◆ WHAT IS NEEDED
Rewrite every row below with each "data-point-marker" changed to "scatter-point", leaving everything else unchanged.

◆ DATA LISTING
* * * * *
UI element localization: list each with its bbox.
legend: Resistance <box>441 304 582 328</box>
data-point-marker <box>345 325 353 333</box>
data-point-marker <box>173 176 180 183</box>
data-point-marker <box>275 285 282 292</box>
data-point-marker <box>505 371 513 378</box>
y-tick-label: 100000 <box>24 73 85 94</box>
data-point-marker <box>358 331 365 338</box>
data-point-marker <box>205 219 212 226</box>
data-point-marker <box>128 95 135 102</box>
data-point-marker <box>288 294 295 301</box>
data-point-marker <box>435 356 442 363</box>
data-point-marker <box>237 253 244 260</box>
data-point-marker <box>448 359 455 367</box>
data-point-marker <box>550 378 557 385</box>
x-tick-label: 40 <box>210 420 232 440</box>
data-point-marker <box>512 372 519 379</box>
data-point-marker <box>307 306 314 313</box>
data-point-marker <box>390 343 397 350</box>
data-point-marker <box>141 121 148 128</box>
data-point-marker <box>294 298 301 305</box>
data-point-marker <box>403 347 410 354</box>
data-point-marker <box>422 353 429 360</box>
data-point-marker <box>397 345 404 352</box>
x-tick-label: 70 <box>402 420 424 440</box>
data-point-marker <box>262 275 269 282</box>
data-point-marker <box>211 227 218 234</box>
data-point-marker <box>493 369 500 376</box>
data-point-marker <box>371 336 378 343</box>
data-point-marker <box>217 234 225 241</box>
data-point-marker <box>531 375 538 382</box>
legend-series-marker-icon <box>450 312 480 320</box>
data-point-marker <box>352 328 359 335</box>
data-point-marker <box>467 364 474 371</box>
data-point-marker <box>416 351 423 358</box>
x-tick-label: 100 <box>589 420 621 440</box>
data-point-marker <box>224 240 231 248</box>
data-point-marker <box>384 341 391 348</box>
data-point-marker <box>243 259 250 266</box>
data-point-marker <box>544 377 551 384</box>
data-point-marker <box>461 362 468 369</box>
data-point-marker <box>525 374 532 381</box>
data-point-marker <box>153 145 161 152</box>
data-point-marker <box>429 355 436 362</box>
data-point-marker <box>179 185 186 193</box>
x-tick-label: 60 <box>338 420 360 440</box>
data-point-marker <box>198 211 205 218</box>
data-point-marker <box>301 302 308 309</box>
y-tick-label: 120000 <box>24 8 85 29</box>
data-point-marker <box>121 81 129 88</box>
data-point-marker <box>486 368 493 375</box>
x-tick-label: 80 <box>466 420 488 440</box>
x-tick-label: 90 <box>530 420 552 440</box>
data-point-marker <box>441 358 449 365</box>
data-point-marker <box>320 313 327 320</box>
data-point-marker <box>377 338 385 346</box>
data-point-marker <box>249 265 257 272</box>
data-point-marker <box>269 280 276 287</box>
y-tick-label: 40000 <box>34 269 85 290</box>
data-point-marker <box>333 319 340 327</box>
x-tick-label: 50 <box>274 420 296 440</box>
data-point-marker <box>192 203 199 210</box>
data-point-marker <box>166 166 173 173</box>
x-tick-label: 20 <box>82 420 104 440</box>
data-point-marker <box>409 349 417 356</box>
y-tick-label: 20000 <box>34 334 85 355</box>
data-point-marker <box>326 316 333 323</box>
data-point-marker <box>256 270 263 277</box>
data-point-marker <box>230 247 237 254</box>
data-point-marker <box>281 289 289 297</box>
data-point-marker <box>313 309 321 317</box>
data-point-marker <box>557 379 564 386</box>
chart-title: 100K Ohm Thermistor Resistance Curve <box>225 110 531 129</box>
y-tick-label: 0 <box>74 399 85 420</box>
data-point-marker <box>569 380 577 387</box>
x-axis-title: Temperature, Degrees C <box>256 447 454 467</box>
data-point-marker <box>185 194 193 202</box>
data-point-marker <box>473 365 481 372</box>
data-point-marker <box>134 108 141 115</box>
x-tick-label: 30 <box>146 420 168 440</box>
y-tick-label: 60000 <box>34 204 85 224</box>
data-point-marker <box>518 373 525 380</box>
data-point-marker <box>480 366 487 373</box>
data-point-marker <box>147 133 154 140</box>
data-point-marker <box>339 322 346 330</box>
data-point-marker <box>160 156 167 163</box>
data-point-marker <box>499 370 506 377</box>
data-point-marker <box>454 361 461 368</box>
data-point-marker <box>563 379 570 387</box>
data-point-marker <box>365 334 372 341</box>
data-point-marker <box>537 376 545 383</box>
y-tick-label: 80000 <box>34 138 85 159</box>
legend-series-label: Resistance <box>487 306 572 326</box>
* * * * *
◆ SOLUTION FOR THIS TASK
UI element localization: list each with its bbox.
legend: Resistance <box>441 304 582 328</box>
scatter-point <box>345 325 353 333</box>
scatter-point <box>173 176 180 183</box>
scatter-point <box>275 285 282 292</box>
scatter-point <box>505 371 513 378</box>
y-tick-label: 100000 <box>24 73 85 94</box>
scatter-point <box>358 331 365 338</box>
scatter-point <box>205 219 212 226</box>
scatter-point <box>128 95 135 102</box>
scatter-point <box>288 294 295 301</box>
scatter-point <box>435 356 442 363</box>
scatter-point <box>237 253 244 260</box>
scatter-point <box>448 359 455 367</box>
scatter-point <box>550 378 557 385</box>
x-tick-label: 40 <box>210 420 232 440</box>
scatter-point <box>512 372 519 379</box>
scatter-point <box>307 306 314 313</box>
scatter-point <box>390 343 397 350</box>
scatter-point <box>141 121 148 128</box>
scatter-point <box>294 298 301 305</box>
scatter-point <box>403 347 410 354</box>
scatter-point <box>422 353 429 360</box>
scatter-point <box>397 345 404 352</box>
x-tick-label: 70 <box>402 420 424 440</box>
scatter-point <box>262 275 269 282</box>
scatter-point <box>211 227 218 234</box>
scatter-point <box>493 369 500 376</box>
scatter-point <box>371 336 378 343</box>
scatter-point <box>217 234 225 241</box>
scatter-point <box>531 375 538 382</box>
legend-series-marker-icon <box>450 312 480 320</box>
scatter-point <box>352 328 359 335</box>
scatter-point <box>467 364 474 371</box>
scatter-point <box>416 351 423 358</box>
x-tick-label: 100 <box>589 420 621 440</box>
scatter-point <box>224 240 231 248</box>
scatter-point <box>384 341 391 348</box>
scatter-point <box>243 259 250 266</box>
scatter-point <box>544 377 551 384</box>
scatter-point <box>461 362 468 369</box>
scatter-point <box>525 374 532 381</box>
scatter-point <box>153 145 161 152</box>
scatter-point <box>429 355 436 362</box>
scatter-point <box>179 185 186 193</box>
x-tick-label: 60 <box>338 420 360 440</box>
scatter-point <box>198 211 205 218</box>
scatter-point <box>301 302 308 309</box>
y-tick-label: 120000 <box>24 8 85 29</box>
scatter-point <box>121 81 129 88</box>
scatter-point <box>486 368 493 375</box>
x-tick-label: 80 <box>466 420 488 440</box>
x-tick-label: 90 <box>530 420 552 440</box>
scatter-point <box>441 358 449 365</box>
scatter-point <box>320 313 327 320</box>
scatter-point <box>377 338 385 346</box>
scatter-point <box>249 265 257 272</box>
scatter-point <box>269 280 276 287</box>
y-tick-label: 40000 <box>34 269 85 290</box>
scatter-point <box>333 319 340 327</box>
x-tick-label: 50 <box>274 420 296 440</box>
scatter-point <box>192 203 199 210</box>
scatter-point <box>166 166 173 173</box>
x-tick-label: 20 <box>82 420 104 440</box>
scatter-point <box>409 349 417 356</box>
y-tick-label: 20000 <box>34 334 85 355</box>
scatter-point <box>326 316 333 323</box>
scatter-point <box>256 270 263 277</box>
scatter-point <box>230 247 237 254</box>
scatter-point <box>281 289 289 297</box>
scatter-point <box>313 309 321 317</box>
scatter-point <box>557 379 564 386</box>
chart-title: 100K Ohm Thermistor Resistance Curve <box>225 110 531 129</box>
y-tick-label: 0 <box>74 399 85 420</box>
scatter-point <box>569 380 577 387</box>
x-axis-title: Temperature, Degrees C <box>256 447 454 467</box>
scatter-point <box>185 194 193 202</box>
scatter-point <box>473 365 481 372</box>
scatter-point <box>134 108 141 115</box>
x-tick-label: 30 <box>146 420 168 440</box>
y-tick-label: 60000 <box>34 204 85 224</box>
scatter-point <box>518 373 525 380</box>
scatter-point <box>480 366 487 373</box>
scatter-point <box>147 133 154 140</box>
scatter-point <box>339 322 346 330</box>
scatter-point <box>160 156 167 163</box>
scatter-point <box>499 370 506 377</box>
scatter-point <box>454 361 461 368</box>
scatter-point <box>563 379 570 387</box>
scatter-point <box>365 334 372 341</box>
scatter-point <box>537 376 545 383</box>
y-tick-label: 80000 <box>34 138 85 159</box>
legend-series-label: Resistance <box>487 306 572 326</box>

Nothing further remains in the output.